| TASK PROMPT |
Keep only the lines of the data below that contain "xlabel", and copy them.

| SUPPLIED INFORMATION |
-- start --
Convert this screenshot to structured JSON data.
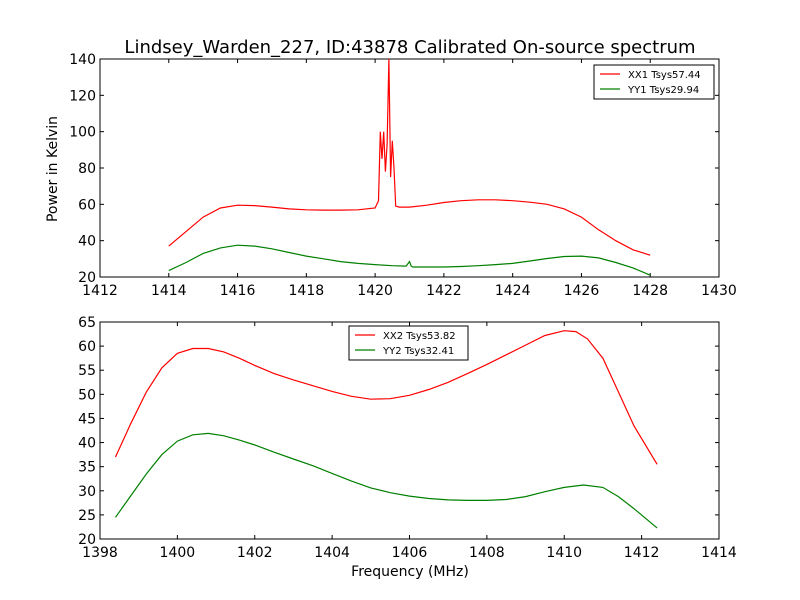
{
  "chart_data": [
    {
      "type": "line",
      "title": "Lindsey_Warden_227, ID:43878 Calibrated On-source spectrum",
      "xlabel": "",
      "ylabel": "Power in Kelvin",
      "xlim": [
        1412,
        1430
      ],
      "ylim": [
        20,
        140
      ],
      "xticks": [
        "1412",
        "1414",
        "1416",
        "1418",
        "1420",
        "1422",
        "1424",
        "1426",
        "1428",
        "1430"
      ],
      "yticks": [
        "20",
        "40",
        "60",
        "80",
        "100",
        "120",
        "140"
      ],
      "legend_position": "top-right",
      "series": [
        {
          "name": "XX1 Tsys57.44",
          "color": "#ff0000",
          "x": [
            1414.0,
            1414.5,
            1415.0,
            1415.5,
            1416.0,
            1416.5,
            1417.0,
            1417.5,
            1418.0,
            1418.5,
            1419.0,
            1419.5,
            1420.0,
            1420.1,
            1420.15,
            1420.2,
            1420.25,
            1420.3,
            1420.35,
            1420.4,
            1420.45,
            1420.5,
            1420.55,
            1420.6,
            1420.7,
            1421.0,
            1421.5,
            1422.0,
            1422.5,
            1423.0,
            1423.5,
            1424.0,
            1424.5,
            1425.0,
            1425.5,
            1426.0,
            1426.5,
            1427.0,
            1427.5,
            1428.0
          ],
          "y": [
            37,
            45,
            53,
            58,
            59.5,
            59.3,
            58.5,
            57.5,
            57,
            56.8,
            56.8,
            57,
            58,
            62,
            100,
            85,
            100,
            78,
            93,
            140,
            75,
            95,
            80,
            59,
            58.5,
            58.5,
            59.5,
            61,
            62,
            62.5,
            62.5,
            62,
            61.2,
            60,
            57.5,
            53,
            46,
            40,
            35,
            32
          ]
        },
        {
          "name": "YY1 Tsys29.94",
          "color": "#008000",
          "x": [
            1414.0,
            1414.5,
            1415.0,
            1415.5,
            1416.0,
            1416.5,
            1417.0,
            1417.5,
            1418.0,
            1418.5,
            1419.0,
            1419.5,
            1420.0,
            1420.5,
            1420.9,
            1421.0,
            1421.05,
            1421.1,
            1421.5,
            1422.0,
            1422.5,
            1423.0,
            1423.5,
            1424.0,
            1424.5,
            1425.0,
            1425.5,
            1426.0,
            1426.5,
            1427.0,
            1427.5,
            1428.0
          ],
          "y": [
            23.5,
            28,
            33,
            36,
            37.5,
            37,
            35.5,
            33.5,
            31.5,
            30,
            28.5,
            27.5,
            26.8,
            26.2,
            26,
            28.5,
            26,
            25.5,
            25.5,
            25.5,
            25.8,
            26.2,
            26.8,
            27.5,
            28.8,
            30.2,
            31.3,
            31.5,
            30.5,
            28,
            25,
            21
          ]
        }
      ]
    },
    {
      "type": "line",
      "title": "",
      "xlabel": "Frequency (MHz)",
      "ylabel": "",
      "xlim": [
        1398,
        1414
      ],
      "ylim": [
        20,
        65
      ],
      "xticks": [
        "1398",
        "1400",
        "1402",
        "1404",
        "1406",
        "1408",
        "1410",
        "1412",
        "1414"
      ],
      "yticks": [
        "20",
        "25",
        "30",
        "35",
        "40",
        "45",
        "50",
        "55",
        "60",
        "65"
      ],
      "legend_position": "top-center",
      "series": [
        {
          "name": "XX2 Tsys53.82",
          "color": "#ff0000",
          "x": [
            1398.4,
            1398.8,
            1399.2,
            1399.6,
            1400.0,
            1400.4,
            1400.8,
            1401.2,
            1401.6,
            1402.0,
            1402.5,
            1403.0,
            1403.5,
            1404.0,
            1404.5,
            1405.0,
            1405.5,
            1406.0,
            1406.5,
            1407.0,
            1407.5,
            1408.0,
            1408.5,
            1409.0,
            1409.5,
            1410.0,
            1410.3,
            1410.6,
            1411.0,
            1411.4,
            1411.8,
            1412.4
          ],
          "y": [
            37,
            44,
            50.5,
            55.5,
            58.5,
            59.5,
            59.5,
            58.8,
            57.5,
            56,
            54.3,
            53,
            51.8,
            50.6,
            49.6,
            49,
            49.1,
            49.8,
            51,
            52.5,
            54.3,
            56.2,
            58.2,
            60.2,
            62.2,
            63.2,
            63,
            61.5,
            57.5,
            50.5,
            43.5,
            35.5
          ]
        },
        {
          "name": "YY2 Tsys32.41",
          "color": "#008000",
          "x": [
            1398.4,
            1398.8,
            1399.2,
            1399.6,
            1400.0,
            1400.4,
            1400.8,
            1401.2,
            1401.6,
            1402.0,
            1402.5,
            1403.0,
            1403.5,
            1404.0,
            1404.5,
            1405.0,
            1405.5,
            1406.0,
            1406.5,
            1407.0,
            1407.5,
            1408.0,
            1408.5,
            1409.0,
            1409.5,
            1410.0,
            1410.5,
            1411.0,
            1411.4,
            1411.8,
            1412.4
          ],
          "y": [
            24.5,
            29,
            33.5,
            37.5,
            40.3,
            41.6,
            41.9,
            41.4,
            40.5,
            39.5,
            38,
            36.6,
            35.2,
            33.6,
            32,
            30.6,
            29.6,
            28.9,
            28.4,
            28.1,
            28,
            28,
            28.2,
            28.8,
            29.8,
            30.7,
            31.2,
            30.7,
            28.8,
            26.3,
            22.3
          ]
        }
      ]
    }
  ]
}
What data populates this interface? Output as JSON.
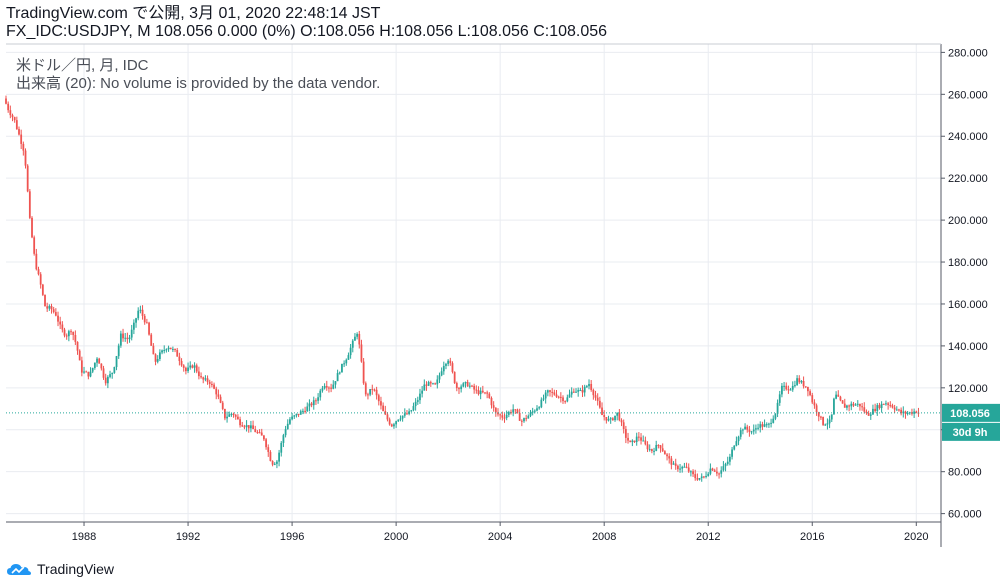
{
  "header": {
    "line1": "TradingView.com で公開, 3月 01, 2020 22:48:14 JST",
    "symbol": "FX_IDC:USDJPY",
    "interval": "M",
    "last": "108.056",
    "change": "0.000 (0%)",
    "open": "O:108.056",
    "high": "H:108.056",
    "low": "L:108.056",
    "close": "C:108.056"
  },
  "legend": {
    "series": "米ドル／円, 月, IDC",
    "volume": "出来高 (20): No volume is provided by the data vendor."
  },
  "footer": {
    "brand": "TradingView"
  },
  "colors": {
    "up": "#26a69a",
    "down": "#ef5350",
    "grid": "#e9ecf1",
    "axis": "#555a66",
    "price_line": "#26a69a"
  },
  "chart_data": {
    "type": "line",
    "title": "米ドル／円, 月, IDC",
    "xlabel": "",
    "ylabel": "",
    "x_ticks": [
      "1988",
      "1992",
      "1996",
      "2000",
      "2004",
      "2008",
      "2012",
      "2016",
      "2020"
    ],
    "y_ticks": [
      "60.000",
      "80.000",
      "100.000",
      "120.000",
      "140.000",
      "160.000",
      "180.000",
      "200.000",
      "220.000",
      "240.000",
      "260.000",
      "280.000"
    ],
    "ylim": [
      56,
      284
    ],
    "xlim": [
      1985.0,
      2020.95
    ],
    "grid": true,
    "last_price_label": "108.056",
    "countdown_label": "30d 9h",
    "series": [
      {
        "values": [
          [
            1985.0,
            258
          ],
          [
            1985.2,
            252
          ],
          [
            1985.4,
            248
          ],
          [
            1985.6,
            240
          ],
          [
            1985.8,
            232
          ],
          [
            1986.0,
            200
          ],
          [
            1986.2,
            180
          ],
          [
            1986.4,
            170
          ],
          [
            1986.6,
            158
          ],
          [
            1986.8,
            158
          ],
          [
            1987.0,
            155
          ],
          [
            1987.2,
            148
          ],
          [
            1987.4,
            145
          ],
          [
            1987.6,
            148
          ],
          [
            1987.8,
            140
          ],
          [
            1987.95,
            130
          ],
          [
            1988.0,
            128
          ],
          [
            1988.3,
            126
          ],
          [
            1988.6,
            135
          ],
          [
            1988.9,
            123
          ],
          [
            1989.2,
            128
          ],
          [
            1989.5,
            145
          ],
          [
            1989.8,
            143
          ],
          [
            1990.0,
            150
          ],
          [
            1990.2,
            158
          ],
          [
            1990.5,
            150
          ],
          [
            1990.8,
            132
          ],
          [
            1991.0,
            136
          ],
          [
            1991.3,
            140
          ],
          [
            1991.6,
            137
          ],
          [
            1992.0,
            128
          ],
          [
            1992.3,
            131
          ],
          [
            1992.6,
            124
          ],
          [
            1992.9,
            123
          ],
          [
            1993.2,
            117
          ],
          [
            1993.5,
            106
          ],
          [
            1993.8,
            108
          ],
          [
            1994.1,
            103
          ],
          [
            1994.5,
            101
          ],
          [
            1994.8,
            98
          ],
          [
            1995.0,
            96
          ],
          [
            1995.3,
            84
          ],
          [
            1995.5,
            85
          ],
          [
            1995.8,
            100
          ],
          [
            1996.0,
            105
          ],
          [
            1996.5,
            109
          ],
          [
            1997.0,
            114
          ],
          [
            1997.3,
            122
          ],
          [
            1997.6,
            120
          ],
          [
            1997.9,
            128
          ],
          [
            1998.2,
            135
          ],
          [
            1998.6,
            147
          ],
          [
            1998.9,
            116
          ],
          [
            1999.2,
            120
          ],
          [
            1999.6,
            108
          ],
          [
            1999.9,
            102
          ],
          [
            2000.2,
            106
          ],
          [
            2000.6,
            108
          ],
          [
            2000.9,
            114
          ],
          [
            2001.2,
            122
          ],
          [
            2001.6,
            121
          ],
          [
            2001.9,
            131
          ],
          [
            2002.1,
            134
          ],
          [
            2002.4,
            120
          ],
          [
            2002.8,
            122
          ],
          [
            2003.2,
            118
          ],
          [
            2003.6,
            117
          ],
          [
            2003.9,
            108
          ],
          [
            2004.2,
            106
          ],
          [
            2004.6,
            110
          ],
          [
            2004.9,
            104
          ],
          [
            2005.2,
            107
          ],
          [
            2005.6,
            112
          ],
          [
            2005.9,
            118
          ],
          [
            2006.2,
            117
          ],
          [
            2006.6,
            114
          ],
          [
            2006.9,
            119
          ],
          [
            2007.2,
            118
          ],
          [
            2007.5,
            122
          ],
          [
            2007.8,
            114
          ],
          [
            2008.0,
            107
          ],
          [
            2008.3,
            104
          ],
          [
            2008.6,
            108
          ],
          [
            2008.9,
            97
          ],
          [
            2009.1,
            93
          ],
          [
            2009.4,
            97
          ],
          [
            2009.7,
            92
          ],
          [
            2009.9,
            90
          ],
          [
            2010.2,
            93
          ],
          [
            2010.5,
            87
          ],
          [
            2010.8,
            82
          ],
          [
            2011.2,
            82
          ],
          [
            2011.6,
            77
          ],
          [
            2011.9,
            77
          ],
          [
            2012.2,
            82
          ],
          [
            2012.5,
            79
          ],
          [
            2012.9,
            86
          ],
          [
            2013.1,
            94
          ],
          [
            2013.4,
            101
          ],
          [
            2013.8,
            99
          ],
          [
            2014.0,
            102
          ],
          [
            2014.4,
            102
          ],
          [
            2014.7,
            109
          ],
          [
            2014.9,
            120
          ],
          [
            2015.3,
            120
          ],
          [
            2015.5,
            124
          ],
          [
            2015.9,
            120
          ],
          [
            2016.1,
            113
          ],
          [
            2016.5,
            103
          ],
          [
            2016.8,
            104
          ],
          [
            2016.95,
            117
          ],
          [
            2017.3,
            111
          ],
          [
            2017.6,
            112
          ],
          [
            2017.9,
            112
          ],
          [
            2018.2,
            107
          ],
          [
            2018.6,
            111
          ],
          [
            2018.9,
            113
          ],
          [
            2019.2,
            111
          ],
          [
            2019.5,
            108
          ],
          [
            2019.8,
            108
          ],
          [
            2020.1,
            109
          ],
          [
            2020.15,
            108.056
          ]
        ]
      }
    ]
  }
}
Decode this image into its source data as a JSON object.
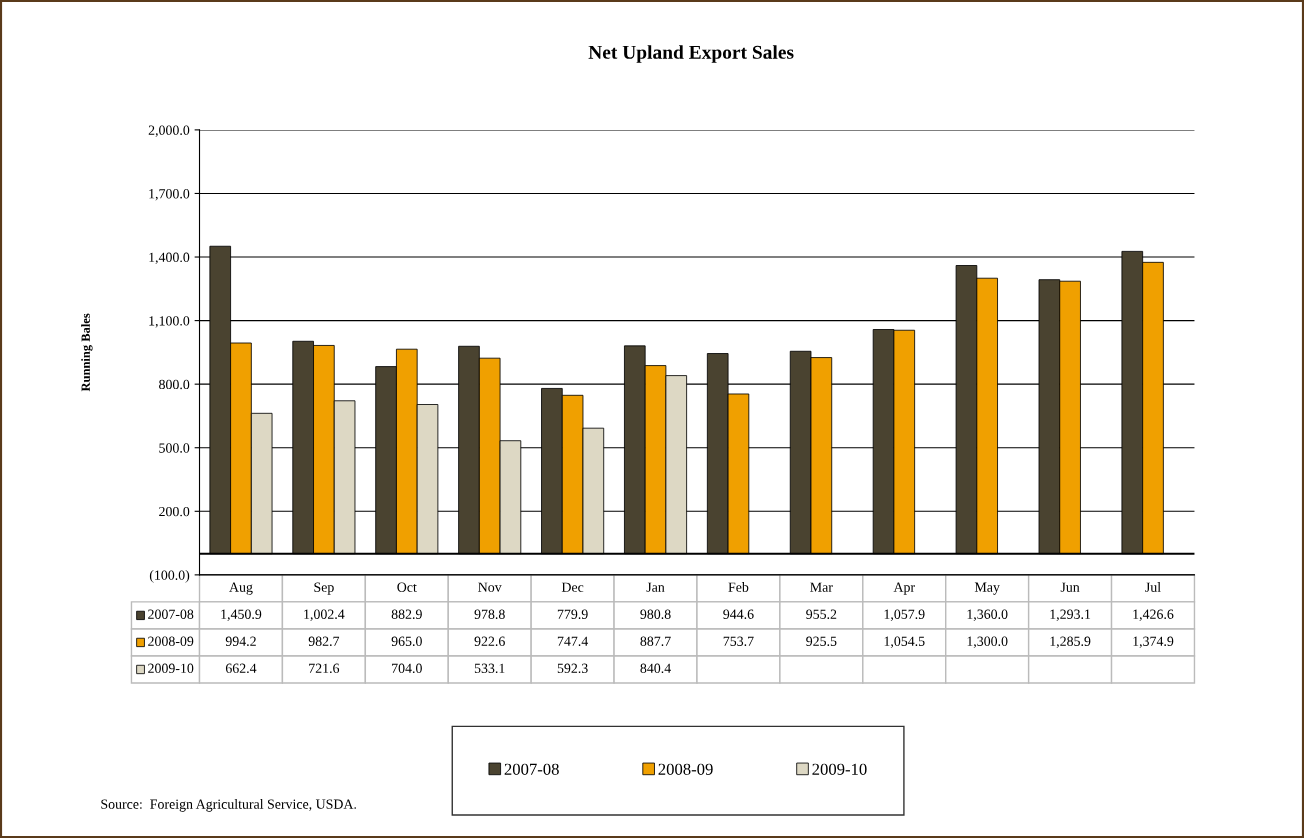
{
  "chart_data": {
    "type": "bar",
    "title": "Net Upland Export Sales",
    "ylabel": "Running Bales",
    "categories": [
      "Aug",
      "Sep",
      "Oct",
      "Nov",
      "Dec",
      "Jan",
      "Feb",
      "Mar",
      "Apr",
      "May",
      "Jun",
      "Jul"
    ],
    "series": [
      {
        "name": "2007-08",
        "color": "#4a4330",
        "values": [
          1450.9,
          1002.4,
          882.9,
          978.8,
          779.9,
          980.8,
          944.6,
          955.2,
          1057.9,
          1360.0,
          1293.1,
          1426.6
        ],
        "value_labels": [
          "1,450.9",
          "1,002.4",
          "882.9",
          "978.8",
          "779.9",
          "980.8",
          "944.6",
          "955.2",
          "1,057.9",
          "1,360.0",
          "1,293.1",
          "1,426.6"
        ]
      },
      {
        "name": "2008-09",
        "color": "#f0a000",
        "values": [
          994.2,
          982.7,
          965.0,
          922.6,
          747.4,
          887.7,
          753.7,
          925.5,
          1054.5,
          1300.0,
          1285.9,
          1374.9
        ],
        "value_labels": [
          "994.2",
          "982.7",
          "965.0",
          "922.6",
          "747.4",
          "887.7",
          "753.7",
          "925.5",
          "1,054.5",
          "1,300.0",
          "1,285.9",
          "1,374.9"
        ]
      },
      {
        "name": "2009-10",
        "color": "#ddd8c4",
        "values": [
          662.4,
          721.6,
          704.0,
          533.1,
          592.3,
          840.4,
          null,
          null,
          null,
          null,
          null,
          null
        ],
        "value_labels": [
          "662.4",
          "721.6",
          "704.0",
          "533.1",
          "592.3",
          "840.4",
          null,
          null,
          null,
          null,
          null,
          null
        ]
      }
    ],
    "ylim": [
      -100,
      2000
    ],
    "yticks": [
      {
        "value": -100,
        "label": "(100.0)"
      },
      {
        "value": 200,
        "label": "200.0"
      },
      {
        "value": 500,
        "label": "500.0"
      },
      {
        "value": 800,
        "label": "800.0"
      },
      {
        "value": 1100,
        "label": "1,100.0"
      },
      {
        "value": 1400,
        "label": "1,400.0"
      },
      {
        "value": 1700,
        "label": "1,700.0"
      },
      {
        "value": 2000,
        "label": "2,000.0"
      }
    ],
    "grid": "y",
    "legend": "bottom",
    "annotations": [
      "Source:  Foreign Agricultural Service, USDA."
    ]
  }
}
-- end --
| SOLUTION TO THIS TASK |
      "xlabel": "",
      "xlabel": "Frequency (MHz)",
    "xlabel": "",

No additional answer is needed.